* **GIVEN RECORDS**:
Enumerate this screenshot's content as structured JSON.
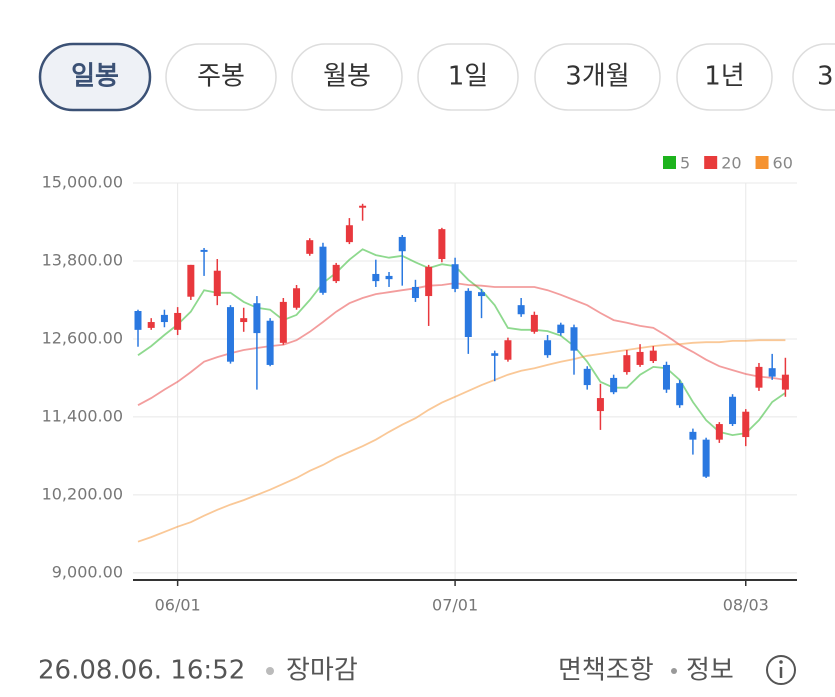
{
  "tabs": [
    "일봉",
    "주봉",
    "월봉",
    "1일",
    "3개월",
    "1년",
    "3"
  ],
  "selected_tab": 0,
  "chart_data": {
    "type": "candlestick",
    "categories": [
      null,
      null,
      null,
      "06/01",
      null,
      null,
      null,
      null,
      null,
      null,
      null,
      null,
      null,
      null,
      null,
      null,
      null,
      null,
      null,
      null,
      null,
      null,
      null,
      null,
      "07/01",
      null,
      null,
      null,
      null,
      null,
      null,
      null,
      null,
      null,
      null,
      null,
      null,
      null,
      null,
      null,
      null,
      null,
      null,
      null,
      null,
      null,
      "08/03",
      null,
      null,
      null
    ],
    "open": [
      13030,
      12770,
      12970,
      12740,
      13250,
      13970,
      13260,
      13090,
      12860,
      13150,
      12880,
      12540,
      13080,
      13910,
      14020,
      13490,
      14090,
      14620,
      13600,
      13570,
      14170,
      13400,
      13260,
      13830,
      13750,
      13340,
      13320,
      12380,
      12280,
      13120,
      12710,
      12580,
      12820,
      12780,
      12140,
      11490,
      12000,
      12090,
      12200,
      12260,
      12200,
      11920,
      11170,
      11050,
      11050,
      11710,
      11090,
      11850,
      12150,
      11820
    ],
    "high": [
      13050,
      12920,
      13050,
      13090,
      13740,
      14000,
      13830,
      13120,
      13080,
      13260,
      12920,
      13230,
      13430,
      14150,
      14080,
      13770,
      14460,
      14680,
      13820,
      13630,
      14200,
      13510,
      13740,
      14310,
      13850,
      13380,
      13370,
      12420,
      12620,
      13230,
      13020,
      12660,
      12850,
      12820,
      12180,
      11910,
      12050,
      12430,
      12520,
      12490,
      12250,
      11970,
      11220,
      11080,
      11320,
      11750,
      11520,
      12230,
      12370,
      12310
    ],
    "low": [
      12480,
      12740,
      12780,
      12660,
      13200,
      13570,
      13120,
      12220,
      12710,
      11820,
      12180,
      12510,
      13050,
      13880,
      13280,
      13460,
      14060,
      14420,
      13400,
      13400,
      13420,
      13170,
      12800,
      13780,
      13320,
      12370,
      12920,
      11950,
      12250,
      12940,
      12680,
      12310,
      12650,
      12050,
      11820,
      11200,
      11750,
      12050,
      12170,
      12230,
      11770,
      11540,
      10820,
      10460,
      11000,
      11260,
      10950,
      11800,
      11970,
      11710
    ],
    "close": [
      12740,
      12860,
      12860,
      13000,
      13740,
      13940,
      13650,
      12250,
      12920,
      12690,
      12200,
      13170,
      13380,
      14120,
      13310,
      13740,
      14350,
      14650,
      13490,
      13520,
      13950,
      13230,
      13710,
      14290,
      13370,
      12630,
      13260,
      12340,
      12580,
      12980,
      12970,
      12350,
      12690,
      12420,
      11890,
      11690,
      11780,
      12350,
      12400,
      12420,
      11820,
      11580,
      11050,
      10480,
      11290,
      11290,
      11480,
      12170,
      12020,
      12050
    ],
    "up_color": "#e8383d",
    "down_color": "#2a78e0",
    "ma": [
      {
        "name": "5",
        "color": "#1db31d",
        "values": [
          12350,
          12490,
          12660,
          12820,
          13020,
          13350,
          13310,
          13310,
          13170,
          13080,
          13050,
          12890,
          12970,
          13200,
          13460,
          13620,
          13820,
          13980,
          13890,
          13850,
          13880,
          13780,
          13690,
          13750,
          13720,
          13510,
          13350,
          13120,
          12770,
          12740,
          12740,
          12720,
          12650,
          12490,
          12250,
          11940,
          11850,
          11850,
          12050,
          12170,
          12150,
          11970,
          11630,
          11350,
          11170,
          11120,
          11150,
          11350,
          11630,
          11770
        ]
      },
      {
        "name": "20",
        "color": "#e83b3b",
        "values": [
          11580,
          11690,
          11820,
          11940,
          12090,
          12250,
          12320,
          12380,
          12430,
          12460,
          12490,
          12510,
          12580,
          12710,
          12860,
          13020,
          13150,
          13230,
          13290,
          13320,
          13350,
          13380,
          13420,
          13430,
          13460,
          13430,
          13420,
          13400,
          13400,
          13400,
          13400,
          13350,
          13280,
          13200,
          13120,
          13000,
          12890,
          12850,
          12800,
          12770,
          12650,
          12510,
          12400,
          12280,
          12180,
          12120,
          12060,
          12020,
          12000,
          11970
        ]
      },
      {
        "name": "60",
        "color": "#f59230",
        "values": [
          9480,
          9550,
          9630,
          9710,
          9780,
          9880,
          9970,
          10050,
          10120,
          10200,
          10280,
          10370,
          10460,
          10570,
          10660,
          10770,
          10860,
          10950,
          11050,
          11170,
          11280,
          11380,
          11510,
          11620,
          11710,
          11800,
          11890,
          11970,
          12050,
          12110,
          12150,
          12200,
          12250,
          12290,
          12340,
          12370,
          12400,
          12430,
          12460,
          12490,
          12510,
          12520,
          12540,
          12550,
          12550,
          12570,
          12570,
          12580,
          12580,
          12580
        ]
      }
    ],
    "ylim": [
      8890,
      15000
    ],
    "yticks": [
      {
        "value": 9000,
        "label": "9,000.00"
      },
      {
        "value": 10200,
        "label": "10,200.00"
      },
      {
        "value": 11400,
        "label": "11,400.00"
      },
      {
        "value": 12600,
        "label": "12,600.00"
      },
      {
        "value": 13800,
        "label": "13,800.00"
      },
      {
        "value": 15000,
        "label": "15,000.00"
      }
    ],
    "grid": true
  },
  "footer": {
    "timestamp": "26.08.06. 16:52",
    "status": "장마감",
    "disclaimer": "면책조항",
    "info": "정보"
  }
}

* **TASK STATEMENT**: Copy all lines in the listing above where the string "label" appears.

* **RESULT OF THIS TASK**:
        "label": "9,000.00"
        "label": "10,200.00"
        "label": "11,400.00"
        "label": "12,600.00"
        "label": "13,800.00"
        "label": "15,000.00"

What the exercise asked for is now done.